> TO DO:
For the data below, report the number of lines that contain the string "Идентификация" and nothing else.

> RECORDS SHOWN:

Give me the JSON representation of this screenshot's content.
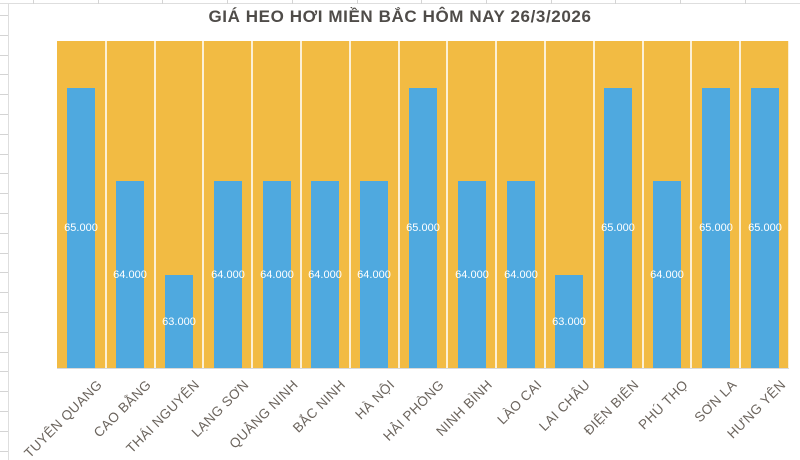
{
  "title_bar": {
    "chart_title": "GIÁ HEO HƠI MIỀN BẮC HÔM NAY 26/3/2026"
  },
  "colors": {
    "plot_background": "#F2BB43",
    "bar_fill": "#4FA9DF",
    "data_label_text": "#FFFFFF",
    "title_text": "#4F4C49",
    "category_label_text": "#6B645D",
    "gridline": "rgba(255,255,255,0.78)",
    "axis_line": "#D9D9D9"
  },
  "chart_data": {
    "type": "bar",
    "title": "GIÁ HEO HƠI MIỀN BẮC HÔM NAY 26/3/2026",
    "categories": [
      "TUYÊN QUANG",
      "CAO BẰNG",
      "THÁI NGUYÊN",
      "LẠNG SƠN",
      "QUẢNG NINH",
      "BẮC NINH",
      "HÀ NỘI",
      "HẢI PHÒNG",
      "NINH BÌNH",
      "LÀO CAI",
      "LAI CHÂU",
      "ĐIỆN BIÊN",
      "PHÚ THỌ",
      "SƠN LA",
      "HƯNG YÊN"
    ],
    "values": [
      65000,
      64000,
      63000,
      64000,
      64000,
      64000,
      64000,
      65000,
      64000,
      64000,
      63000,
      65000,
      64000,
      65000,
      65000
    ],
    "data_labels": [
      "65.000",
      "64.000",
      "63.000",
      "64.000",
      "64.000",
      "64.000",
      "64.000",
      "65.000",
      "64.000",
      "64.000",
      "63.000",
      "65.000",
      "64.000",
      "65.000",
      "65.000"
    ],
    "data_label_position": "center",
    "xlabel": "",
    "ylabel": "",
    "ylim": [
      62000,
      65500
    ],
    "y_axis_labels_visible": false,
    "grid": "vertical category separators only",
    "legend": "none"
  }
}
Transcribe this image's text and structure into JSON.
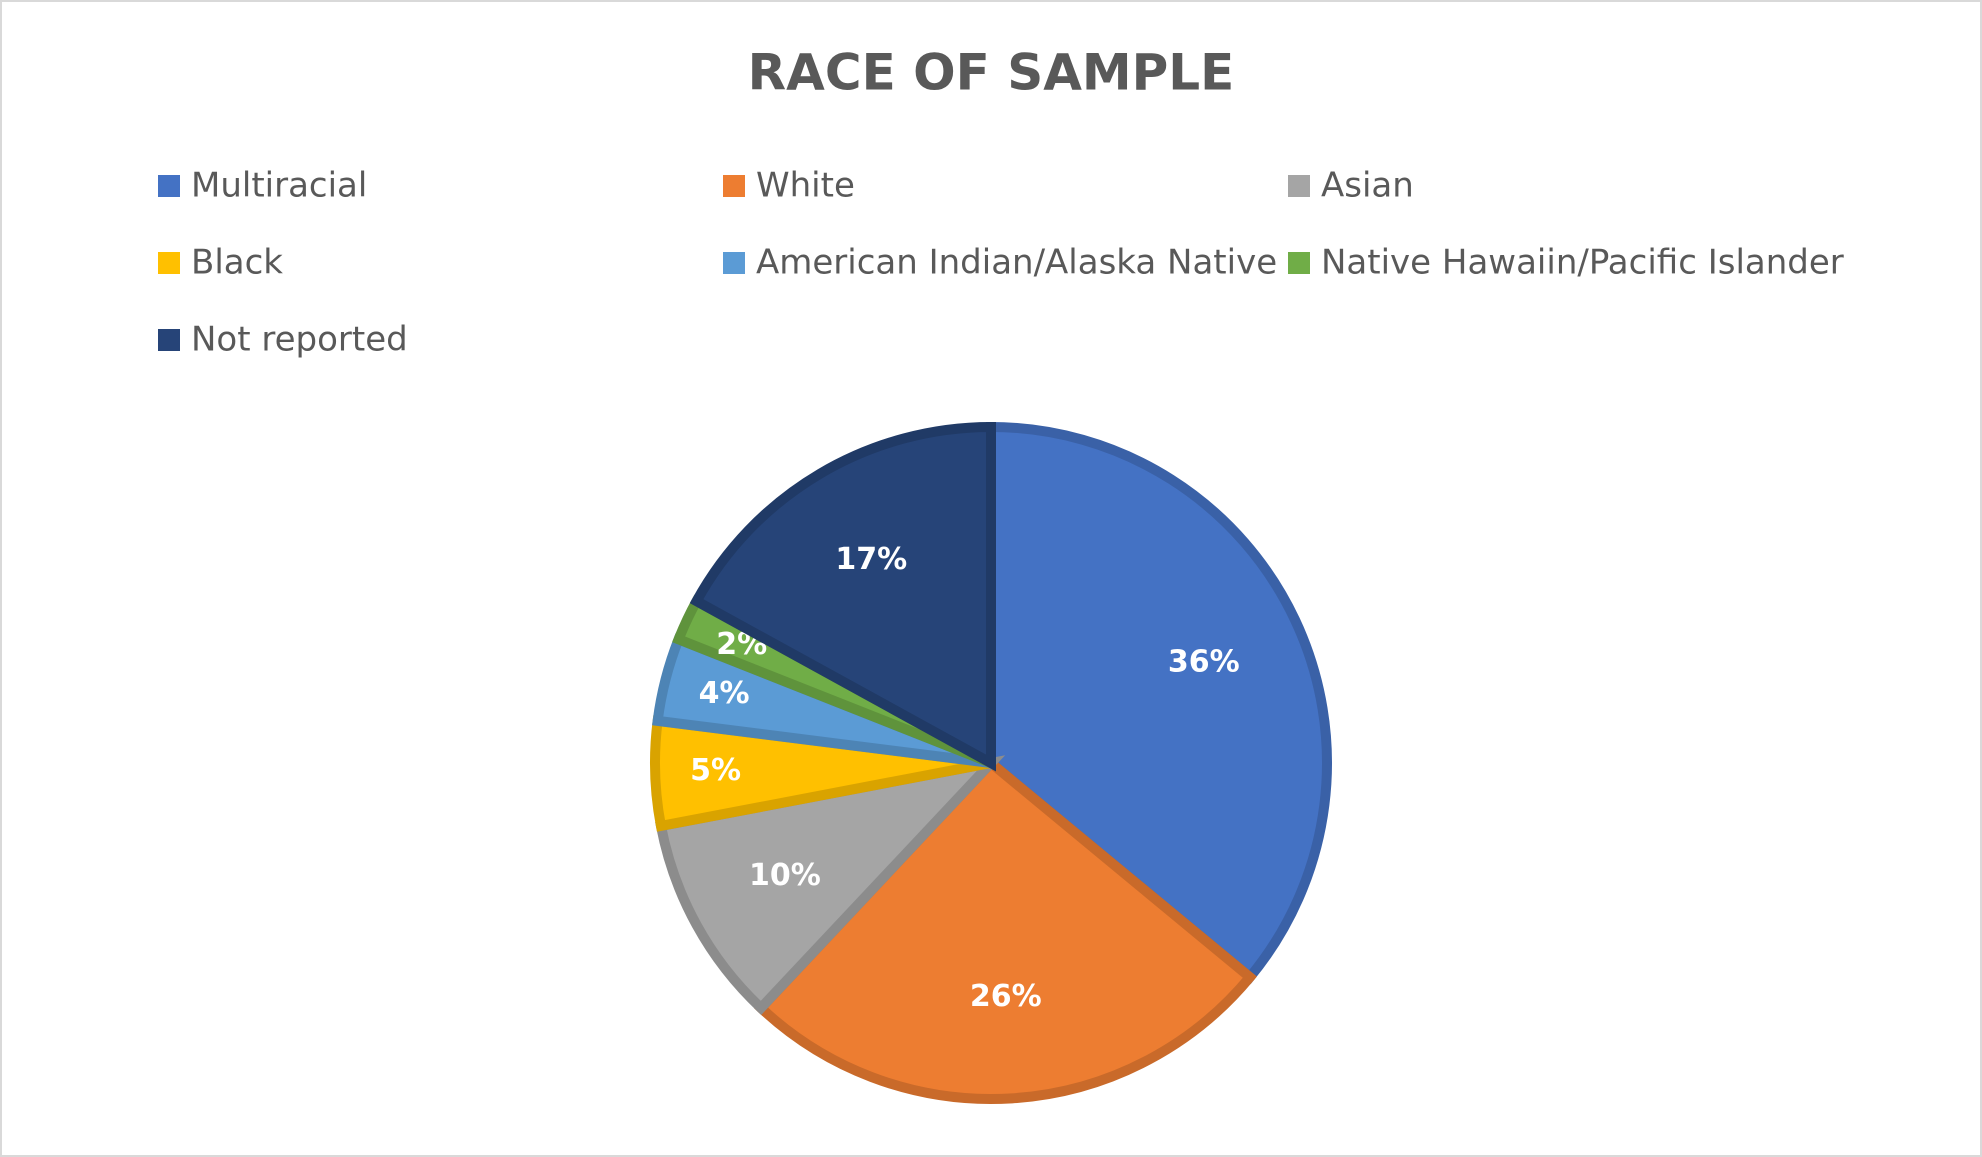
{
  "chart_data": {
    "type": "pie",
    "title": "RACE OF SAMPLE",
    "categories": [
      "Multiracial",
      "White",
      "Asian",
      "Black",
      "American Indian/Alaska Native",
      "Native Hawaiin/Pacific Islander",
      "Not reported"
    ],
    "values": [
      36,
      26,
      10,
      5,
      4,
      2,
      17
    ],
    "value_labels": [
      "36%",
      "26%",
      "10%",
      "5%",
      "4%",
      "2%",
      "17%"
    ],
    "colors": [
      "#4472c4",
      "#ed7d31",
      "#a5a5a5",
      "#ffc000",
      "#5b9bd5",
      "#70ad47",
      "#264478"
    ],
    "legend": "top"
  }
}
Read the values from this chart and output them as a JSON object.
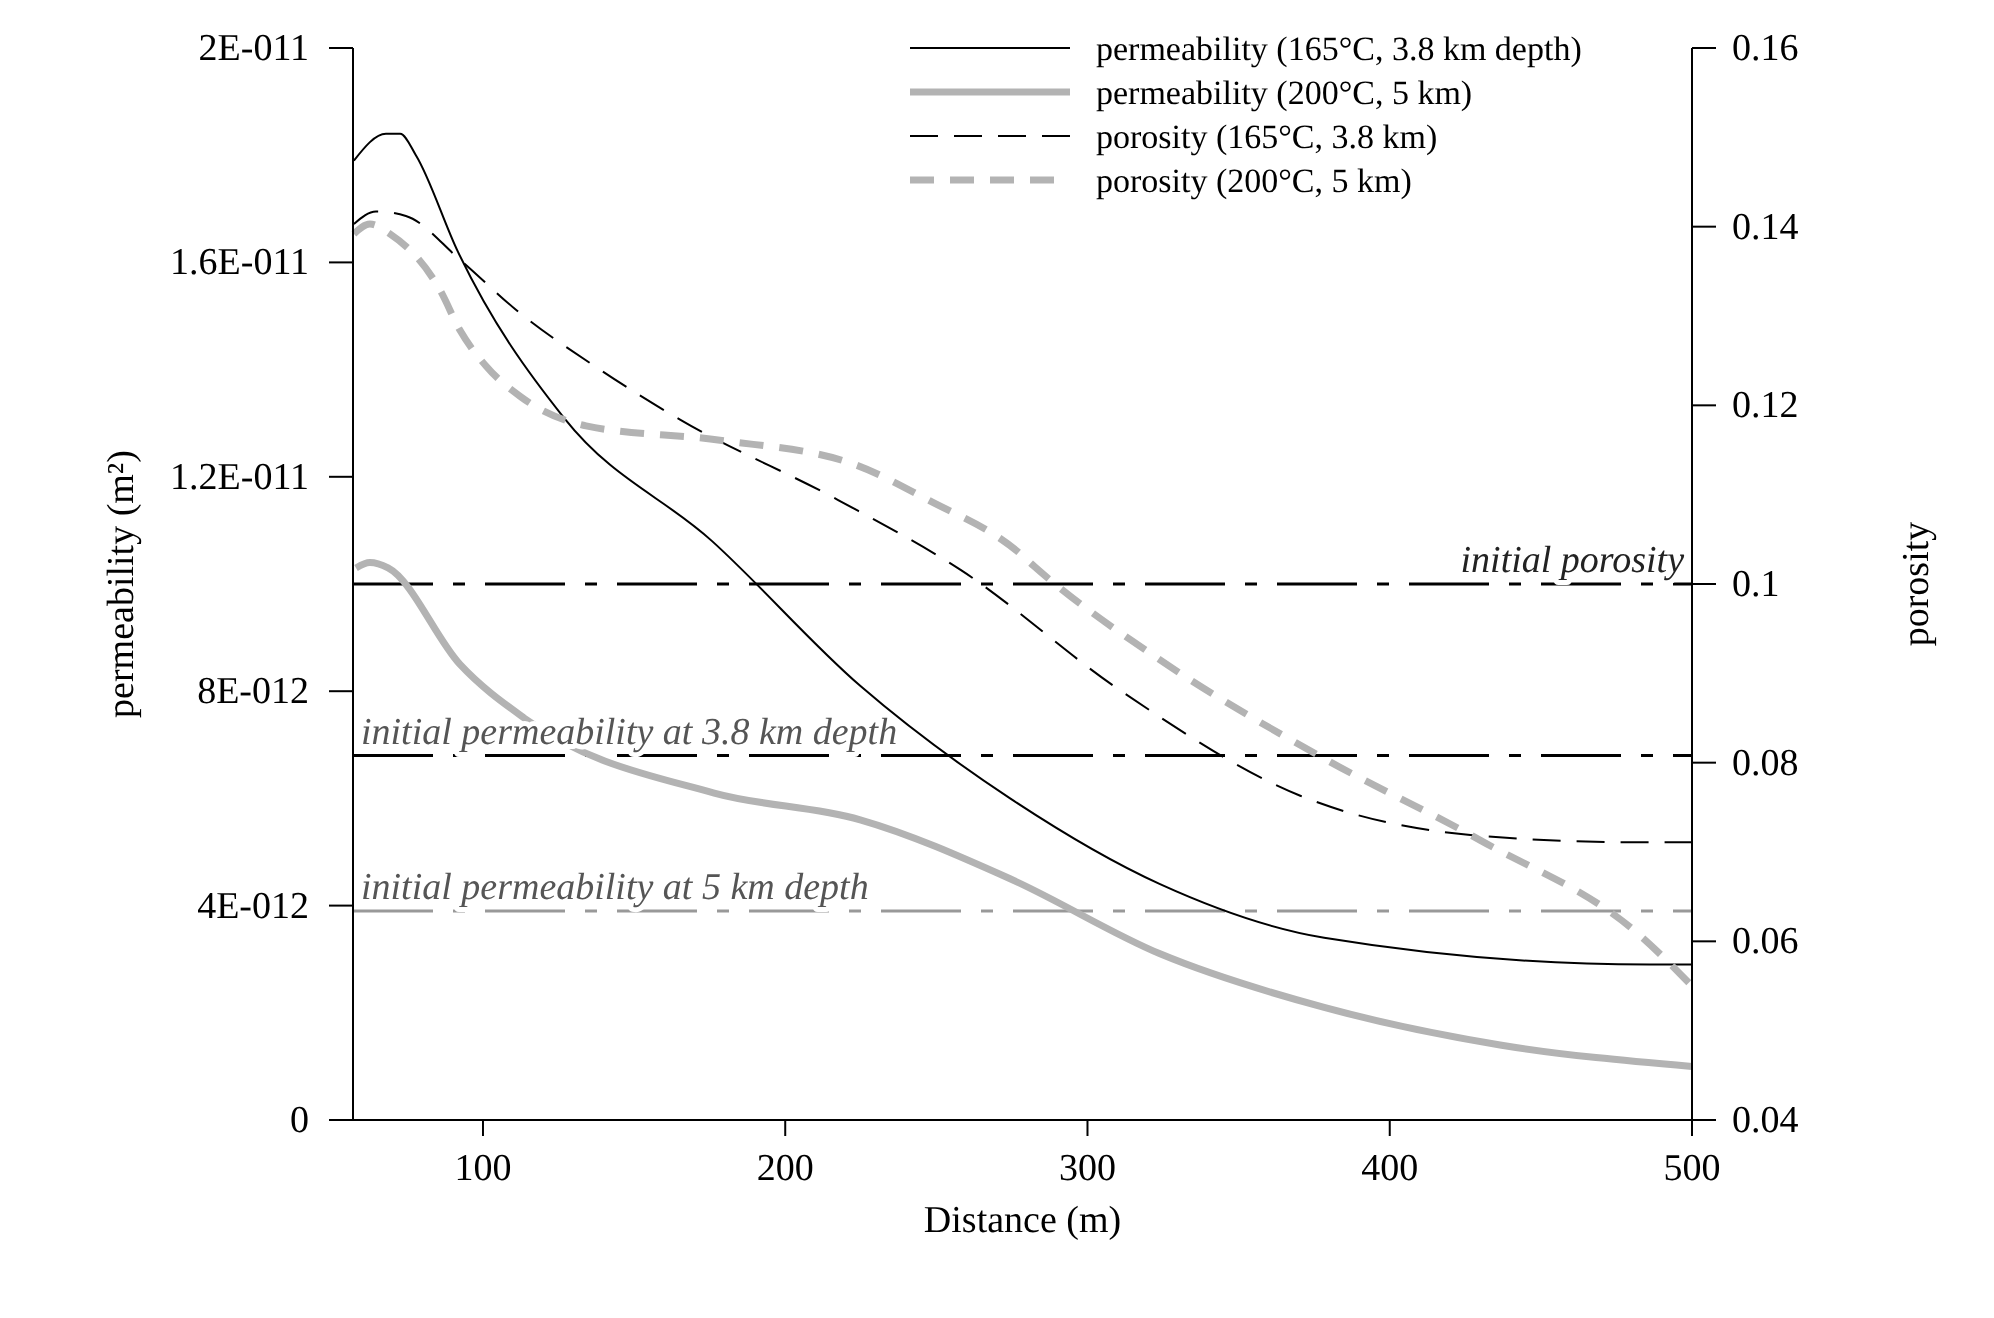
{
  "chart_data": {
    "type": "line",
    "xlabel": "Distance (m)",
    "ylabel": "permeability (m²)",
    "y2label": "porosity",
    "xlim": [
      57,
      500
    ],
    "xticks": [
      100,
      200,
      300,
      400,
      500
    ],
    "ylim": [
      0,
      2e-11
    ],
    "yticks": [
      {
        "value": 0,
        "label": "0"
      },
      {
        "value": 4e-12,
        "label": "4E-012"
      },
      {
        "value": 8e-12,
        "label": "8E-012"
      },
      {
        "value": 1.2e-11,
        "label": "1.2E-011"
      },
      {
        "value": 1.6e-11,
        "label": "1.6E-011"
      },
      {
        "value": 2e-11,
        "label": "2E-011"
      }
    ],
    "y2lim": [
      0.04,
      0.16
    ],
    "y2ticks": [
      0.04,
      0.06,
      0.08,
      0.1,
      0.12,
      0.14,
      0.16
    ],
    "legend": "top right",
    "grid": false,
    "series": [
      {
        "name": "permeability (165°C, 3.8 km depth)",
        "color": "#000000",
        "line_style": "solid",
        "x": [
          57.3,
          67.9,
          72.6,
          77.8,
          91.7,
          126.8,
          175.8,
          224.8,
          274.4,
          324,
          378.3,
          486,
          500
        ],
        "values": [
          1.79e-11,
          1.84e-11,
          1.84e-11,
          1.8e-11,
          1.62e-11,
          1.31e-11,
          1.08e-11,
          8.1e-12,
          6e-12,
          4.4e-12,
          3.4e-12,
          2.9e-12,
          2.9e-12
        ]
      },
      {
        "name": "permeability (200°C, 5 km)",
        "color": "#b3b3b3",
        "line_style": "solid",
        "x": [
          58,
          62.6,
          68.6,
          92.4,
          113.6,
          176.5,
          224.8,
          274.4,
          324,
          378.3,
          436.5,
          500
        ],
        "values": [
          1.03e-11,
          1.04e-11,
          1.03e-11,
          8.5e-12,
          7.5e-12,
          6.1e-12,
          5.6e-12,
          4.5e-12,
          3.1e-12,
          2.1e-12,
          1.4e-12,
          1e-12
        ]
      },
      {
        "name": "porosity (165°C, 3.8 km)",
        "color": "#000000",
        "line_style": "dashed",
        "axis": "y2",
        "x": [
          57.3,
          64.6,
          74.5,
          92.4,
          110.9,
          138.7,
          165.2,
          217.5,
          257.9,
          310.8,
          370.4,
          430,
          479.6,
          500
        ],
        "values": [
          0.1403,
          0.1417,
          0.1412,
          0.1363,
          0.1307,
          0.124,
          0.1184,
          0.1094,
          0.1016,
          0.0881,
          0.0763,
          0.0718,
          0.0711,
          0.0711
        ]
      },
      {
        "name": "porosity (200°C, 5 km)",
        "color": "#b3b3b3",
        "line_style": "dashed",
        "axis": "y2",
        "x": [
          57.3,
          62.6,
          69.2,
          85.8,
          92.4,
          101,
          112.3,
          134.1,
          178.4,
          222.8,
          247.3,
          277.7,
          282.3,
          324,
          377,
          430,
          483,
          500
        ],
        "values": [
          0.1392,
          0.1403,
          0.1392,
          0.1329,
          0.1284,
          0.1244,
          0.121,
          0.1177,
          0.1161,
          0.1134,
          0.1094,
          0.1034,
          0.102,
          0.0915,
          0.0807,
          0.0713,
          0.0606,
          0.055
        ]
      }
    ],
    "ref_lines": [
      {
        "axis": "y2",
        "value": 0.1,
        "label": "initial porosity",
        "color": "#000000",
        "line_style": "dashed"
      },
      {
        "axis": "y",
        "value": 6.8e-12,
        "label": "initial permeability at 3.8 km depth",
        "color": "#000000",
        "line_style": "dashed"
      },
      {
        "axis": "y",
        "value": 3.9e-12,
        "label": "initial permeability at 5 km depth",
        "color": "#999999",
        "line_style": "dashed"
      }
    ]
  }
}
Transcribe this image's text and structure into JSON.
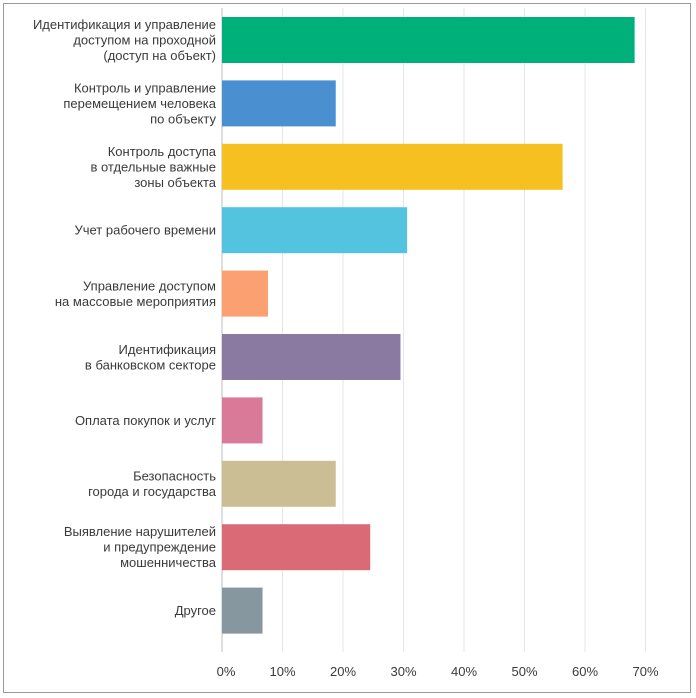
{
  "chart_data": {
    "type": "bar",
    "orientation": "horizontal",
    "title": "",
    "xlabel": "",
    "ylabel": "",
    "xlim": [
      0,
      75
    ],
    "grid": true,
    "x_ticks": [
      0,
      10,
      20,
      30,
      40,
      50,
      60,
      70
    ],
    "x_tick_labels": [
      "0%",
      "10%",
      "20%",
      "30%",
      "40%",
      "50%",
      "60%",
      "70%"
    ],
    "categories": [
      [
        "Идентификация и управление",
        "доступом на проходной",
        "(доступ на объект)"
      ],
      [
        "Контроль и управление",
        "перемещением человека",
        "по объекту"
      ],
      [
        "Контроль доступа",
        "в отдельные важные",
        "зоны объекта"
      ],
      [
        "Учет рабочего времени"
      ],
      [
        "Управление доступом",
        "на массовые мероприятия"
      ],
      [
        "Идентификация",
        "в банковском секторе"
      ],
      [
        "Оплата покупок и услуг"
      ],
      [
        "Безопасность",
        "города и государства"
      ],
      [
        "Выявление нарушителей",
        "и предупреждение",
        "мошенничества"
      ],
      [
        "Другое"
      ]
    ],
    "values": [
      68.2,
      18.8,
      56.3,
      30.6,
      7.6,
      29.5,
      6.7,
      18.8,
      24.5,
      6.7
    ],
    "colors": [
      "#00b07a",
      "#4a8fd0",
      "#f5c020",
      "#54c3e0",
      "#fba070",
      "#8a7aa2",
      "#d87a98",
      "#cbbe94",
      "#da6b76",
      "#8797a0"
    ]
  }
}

> EXPECTED ANSWER:
2